Description of the task →
Leave out the pictures and repeat everything else in the records exactly.

■ ■ ■

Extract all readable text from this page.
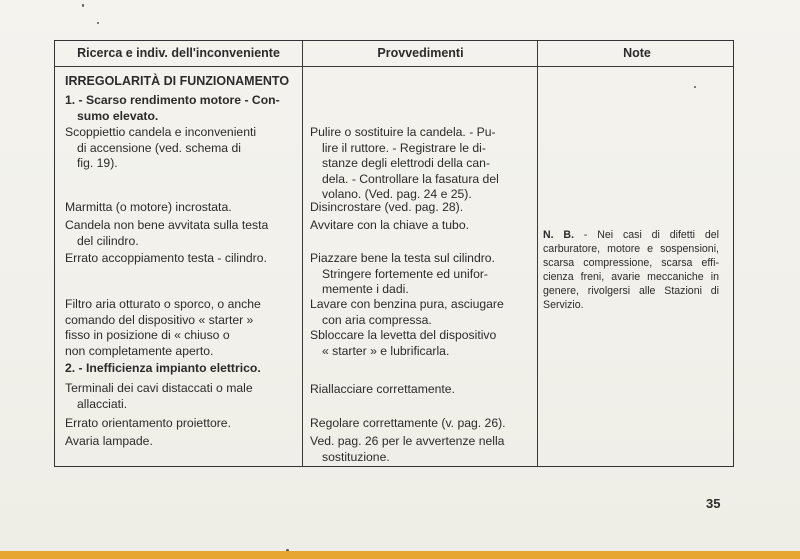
Ricerca e indiv. dell'inconveniente	Provvedimenti	Note
IRREGOLARITÀ DI FUNZIONAMENTO

1. - Scarso rendimento motore - Con-

sumo elevato.

Scoppiettio candela e inconvenienti

di accensione (ved. schema di

fig. 19).

Marmitta (o motore) incrostata.

Candela non bene avvitata sulla testa

del cilindro.

Errato accoppiamento testa - cilindro.

Filtro aria otturato o sporco, o anche

comando del dispositivo « starter »

fisso in posizione di « chiuso o

non completamente aperto.

2. - Inefficienza impianto elettrico.

Terminali dei cavi distaccati o male

allacciati.

Errato orientamento proiettore.
Avaria lampade.

Pulire o sostituire la candela. - Pu-

lire il ruttore. - Registrare le di-

stanze degli elettrodi della can-

dela. - Controllare la fasatura del

volano. (Ved. pag. 24 e 25).

Disincrostare (ved. pag. 28).
Avvitare con la chiave a tubo.

Piazzare bene la testa sul cilindro.

Stringere fortemente ed unifor-

memente i dadi.

Lavare con benzina pura, asciugare

con aria compressa.

Sbloccare la levetta del dispositivo

« starter » e lubrificarla.

Riallacciare correttamente.
Regolare correttamente (v. pag. 26).

Ved. pag. 26 per le avvertenze nella

sostituzione.

N. B. - Nei casi di difetti del carburatore, motore e sospensioni, scarsa compressione, scarsa effi- cienza freni, avarie meccaniche in genere, rivolgersi alle Stazioni di Servizio.
35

■ ■ ■

The output →
Extract all readable text from this page.
Ricerca e indiv. dell'inconveniente	Provvedimenti	Note
IRREGOLARITÀ DI FUNZIONAMENTO

1. - Scarso rendimento motore - Con-

sumo elevato.

Scoppiettio candela e inconvenienti

di accensione (ved. schema di

fig. 19).

Marmitta (o motore) incrostata.

Candela non bene avvitata sulla testa

del cilindro.

Errato accoppiamento testa - cilindro.

Filtro aria otturato o sporco, o anche

comando del dispositivo « starter »

fisso in posizione di « chiuso o

non completamente aperto.

2. - Inefficienza impianto elettrico.

Terminali dei cavi distaccati o male

allacciati.

Errato orientamento proiettore.
Avaria lampade.

Pulire o sostituire la candela. - Pu-

lire il ruttore. - Registrare le di-

stanze degli elettrodi della can-

dela. - Controllare la fasatura del

volano. (Ved. pag. 24 e 25).

Disincrostare (ved. pag. 28).
Avvitare con la chiave a tubo.

Piazzare bene la testa sul cilindro.

Stringere fortemente ed unifor-

memente i dadi.

Lavare con benzina pura, asciugare

con aria compressa.

Sbloccare la levetta del dispositivo

« starter » e lubrificarla.

Riallacciare correttamente.
Regolare correttamente (v. pag. 26).

Ved. pag. 26 per le avvertenze nella

sostituzione.

N. B. - Nei casi di difetti del carburatore, motore e sospensioni, scarsa compressione, scarsa effi- cienza freni, avarie meccaniche in genere, rivolgersi alle Stazioni di Servizio.
35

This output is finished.